Task instructions:
Transcribe the records that follow, preserving every word.

## Start Exercise materials

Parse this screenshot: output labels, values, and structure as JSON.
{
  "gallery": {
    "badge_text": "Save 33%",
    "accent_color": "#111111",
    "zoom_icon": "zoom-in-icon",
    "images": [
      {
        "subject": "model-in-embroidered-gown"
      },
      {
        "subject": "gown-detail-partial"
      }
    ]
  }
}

## End Exercise materials

Exercise response:
Parse this screenshot: output labels, values, and structure as JSON.
{
  "gallery": {
    "badge_text": "Save 33%",
    "accent_color": "#111111",
    "zoom_icon": "zoom-in-icon",
    "images": [
      {
        "subject": "model-in-embroidered-gown"
      },
      {
        "subject": "gown-detail-partial"
      }
    ]
  }
}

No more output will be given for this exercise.